■ The task
Copy the records that follow exactly as written, but not their pictures.

■ Records shown
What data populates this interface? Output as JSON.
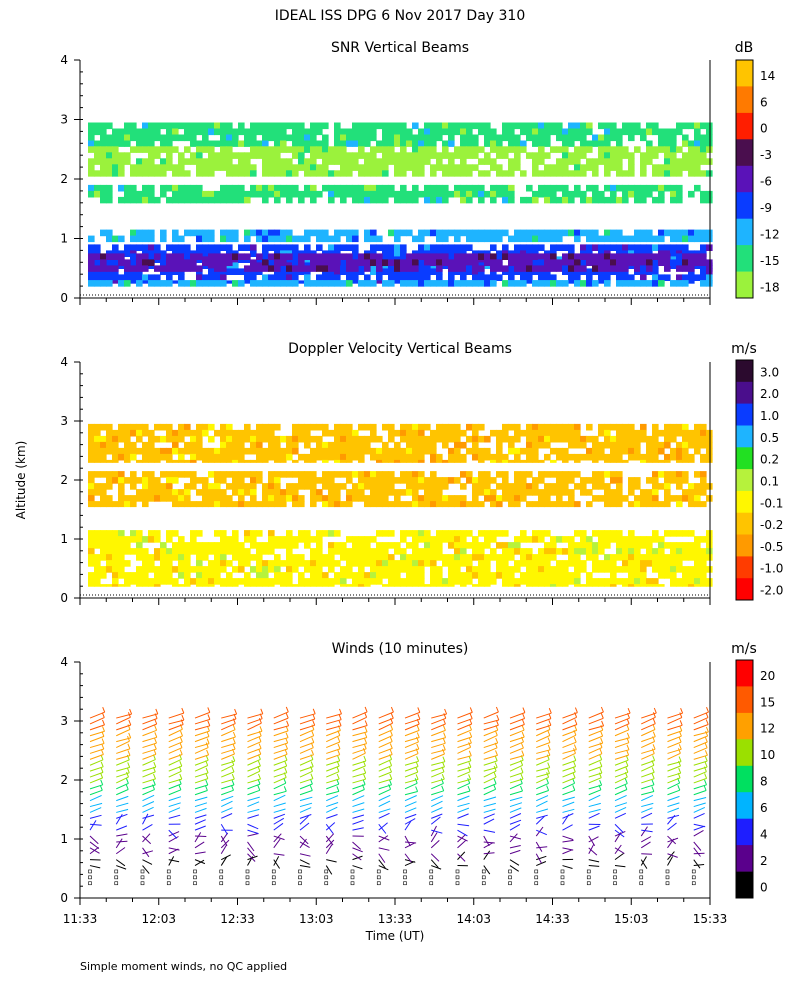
{
  "figure": {
    "title": "IDEAL ISS DPG    6 Nov 2017 Day 310",
    "ylabel": "Altitude (km)",
    "xlabel": "Time (UT)",
    "footnote": "Simple moment winds, no QC applied"
  },
  "chart_data": [
    {
      "type": "heatmap",
      "title": "SNR Vertical Beams",
      "ylim": [
        0,
        4
      ],
      "yticks": [
        "0",
        "1",
        "2",
        "3",
        "4"
      ],
      "xticks": [],
      "x_range": [
        "11:33",
        "15:33"
      ],
      "colorbar": {
        "unit": "dB",
        "labels": [
          "14",
          "6",
          "0",
          "-3",
          "-6",
          "-9",
          "-12",
          "-15",
          "-18"
        ],
        "colors": [
          "#FFC400",
          "#FF7A00",
          "#FF1E00",
          "#4A0E4E",
          "#5A12B8",
          "#0A3CFF",
          "#1EB4FF",
          "#22E07A",
          "#9BF23C"
        ]
      },
      "layers": [
        {
          "altitude_km": [
            2.55,
            2.95
          ],
          "level": "-15"
        },
        {
          "altitude_km": [
            2.05,
            2.55
          ],
          "level": "-18"
        },
        {
          "altitude_km": [
            1.6,
            1.9
          ],
          "level": "-15"
        },
        {
          "altitude_km": [
            0.95,
            1.15
          ],
          "level": "-12"
        },
        {
          "altitude_km": [
            0.25,
            0.9
          ],
          "level": "-9"
        },
        {
          "altitude_km": [
            0.45,
            0.75
          ],
          "level": "-6"
        },
        {
          "altitude_km": [
            0.2,
            0.3
          ],
          "level": "-12"
        }
      ]
    },
    {
      "type": "heatmap",
      "title": "Doppler Velocity Vertical Beams",
      "ylim": [
        0,
        4
      ],
      "yticks": [
        "0",
        "1",
        "2",
        "3",
        "4"
      ],
      "xticks": [],
      "x_range": [
        "11:33",
        "15:33"
      ],
      "colorbar": {
        "unit": "m/s",
        "labels": [
          "3.0",
          "2.0",
          "1.0",
          "0.5",
          "0.2",
          "0.1",
          "-0.1",
          "-0.2",
          "-0.5",
          "-1.0",
          "-2.0"
        ],
        "colors": [
          "#2B0A2E",
          "#4A0E8C",
          "#0A3CFF",
          "#1EB4FF",
          "#22E022",
          "#B6F23C",
          "#FFF700",
          "#FFC400",
          "#FF9A00",
          "#FF3C00",
          "#FF0000"
        ]
      },
      "layers": [
        {
          "altitude_km": [
            2.3,
            2.95
          ],
          "level": "-0.2"
        },
        {
          "altitude_km": [
            1.55,
            2.15
          ],
          "level": "-0.2"
        },
        {
          "altitude_km": [
            0.2,
            1.15
          ],
          "level": "-0.1"
        }
      ]
    },
    {
      "type": "barbs",
      "title": "Winds (10 minutes)",
      "ylim": [
        0,
        4
      ],
      "yticks": [
        "0",
        "1",
        "2",
        "3",
        "4"
      ],
      "xticks": [
        "11:33",
        "12:03",
        "12:33",
        "13:03",
        "13:33",
        "14:03",
        "14:33",
        "15:03",
        "15:33"
      ],
      "x_range": [
        "11:33",
        "15:33"
      ],
      "profile_times": [
        "11:33",
        "11:43",
        "11:53",
        "12:03",
        "12:13",
        "12:23",
        "12:33",
        "12:43",
        "12:53",
        "13:03",
        "13:13",
        "13:23",
        "13:33",
        "13:43",
        "13:53",
        "14:03",
        "14:13",
        "14:23",
        "14:33",
        "14:43",
        "14:53",
        "15:03",
        "15:13",
        "15:23"
      ],
      "colorbar": {
        "unit": "m/s",
        "labels": [
          "20",
          "15",
          "12",
          "10",
          "8",
          "6",
          "4",
          "2",
          "0"
        ],
        "colors": [
          "#FF0000",
          "#FF5A00",
          "#FFA000",
          "#9BE000",
          "#00E060",
          "#00B4FF",
          "#1E1EFF",
          "#5A008C",
          "#000000"
        ]
      },
      "speed_profile": [
        {
          "altitude_km": 3.1,
          "speed_ms": 17
        },
        {
          "altitude_km": 2.5,
          "speed_ms": 13
        },
        {
          "altitude_km": 1.9,
          "speed_ms": 10
        },
        {
          "altitude_km": 1.3,
          "speed_ms": 5
        },
        {
          "altitude_km": 0.9,
          "speed_ms": 3
        },
        {
          "altitude_km": 0.5,
          "speed_ms": 1
        }
      ]
    }
  ]
}
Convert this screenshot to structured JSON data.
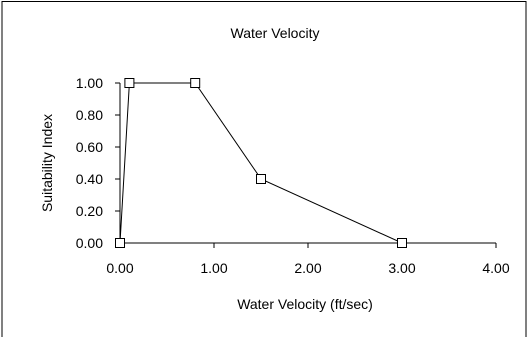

■ Solved problem
What data populates this interface? Output as JSON.
{
  "figure": {
    "title": "IDEAL ISS DPG    6 Nov 2017 Day 310",
    "ylabel": "Altitude (km)",
    "xlabel": "Time (UT)",
    "footnote": "Simple moment winds, no QC applied"
  },
  "chart_data": [
    {
      "type": "heatmap",
      "title": "SNR Vertical Beams",
      "ylim": [
        0,
        4
      ],
      "yticks": [
        "0",
        "1",
        "2",
        "3",
        "4"
      ],
      "xticks": [],
      "x_range": [
        "11:33",
        "15:33"
      ],
      "colorbar": {
        "unit": "dB",
        "labels": [
          "14",
          "6",
          "0",
          "-3",
          "-6",
          "-9",
          "-12",
          "-15",
          "-18"
        ],
        "colors": [
          "#FFC400",
          "#FF7A00",
          "#FF1E00",
          "#4A0E4E",
          "#5A12B8",
          "#0A3CFF",
          "#1EB4FF",
          "#22E07A",
          "#9BF23C"
        ]
      },
      "layers": [
        {
          "altitude_km": [
            2.55,
            2.95
          ],
          "level": "-15"
        },
        {
          "altitude_km": [
            2.05,
            2.55
          ],
          "level": "-18"
        },
        {
          "altitude_km": [
            1.6,
            1.9
          ],
          "level": "-15"
        },
        {
          "altitude_km": [
            0.95,
            1.15
          ],
          "level": "-12"
        },
        {
          "altitude_km": [
            0.25,
            0.9
          ],
          "level": "-9"
        },
        {
          "altitude_km": [
            0.45,
            0.75
          ],
          "level": "-6"
        },
        {
          "altitude_km": [
            0.2,
            0.3
          ],
          "level": "-12"
        }
      ]
    },
    {
      "type": "heatmap",
      "title": "Doppler Velocity Vertical Beams",
      "ylim": [
        0,
        4
      ],
      "yticks": [
        "0",
        "1",
        "2",
        "3",
        "4"
      ],
      "xticks": [],
      "x_range": [
        "11:33",
        "15:33"
      ],
      "colorbar": {
        "unit": "m/s",
        "labels": [
          "3.0",
          "2.0",
          "1.0",
          "0.5",
          "0.2",
          "0.1",
          "-0.1",
          "-0.2",
          "-0.5",
          "-1.0",
          "-2.0"
        ],
        "colors": [
          "#2B0A2E",
          "#4A0E8C",
          "#0A3CFF",
          "#1EB4FF",
          "#22E022",
          "#B6F23C",
          "#FFF700",
          "#FFC400",
          "#FF9A00",
          "#FF3C00",
          "#FF0000"
        ]
      },
      "layers": [
        {
          "altitude_km": [
            2.3,
            2.95
          ],
          "level": "-0.2"
        },
        {
          "altitude_km": [
            1.55,
            2.15
          ],
          "level": "-0.2"
        },
        {
          "altitude_km": [
            0.2,
            1.15
          ],
          "level": "-0.1"
        }
      ]
    },
    {
      "type": "barbs",
      "title": "Winds (10 minutes)",
      "ylim": [
        0,
        4
      ],
      "yticks": [
        "0",
        "1",
        "2",
        "3",
        "4"
      ],
      "xticks": [
        "11:33",
        "12:03",
        "12:33",
        "13:03",
        "13:33",
        "14:03",
        "14:33",
        "15:03",
        "15:33"
      ],
      "x_range": [
        "11:33",
        "15:33"
      ],
      "profile_times": [
        "11:33",
        "11:43",
        "11:53",
        "12:03",
        "12:13",
        "12:23",
        "12:33",
        "12:43",
        "12:53",
        "13:03",
        "13:13",
        "13:23",
        "13:33",
        "13:43",
        "13:53",
        "14:03",
        "14:13",
        "14:23",
        "14:33",
        "14:43",
        "14:53",
        "15:03",
        "15:13",
        "15:23"
      ],
      "colorbar": {
        "unit": "m/s",
        "labels": [
          "20",
          "15",
          "12",
          "10",
          "8",
          "6",
          "4",
          "2",
          "0"
        ],
        "colors": [
          "#FF0000",
          "#FF5A00",
          "#FFA000",
          "#9BE000",
          "#00E060",
          "#00B4FF",
          "#1E1EFF",
          "#5A008C",
          "#000000"
        ]
      },
      "speed_profile": [
        {
          "altitude_km": 3.1,
          "speed_ms": 17
        },
        {
          "altitude_km": 2.5,
          "speed_ms": 13
        },
        {
          "altitude_km": 1.9,
          "speed_ms": 10
        },
        {
          "altitude_km": 1.3,
          "speed_ms": 5
        },
        {
          "altitude_km": 0.9,
          "speed_ms": 3
        },
        {
          "altitude_km": 0.5,
          "speed_ms": 1
        }
      ]
    }
  ]
}
Convert this screenshot to structured JSON data.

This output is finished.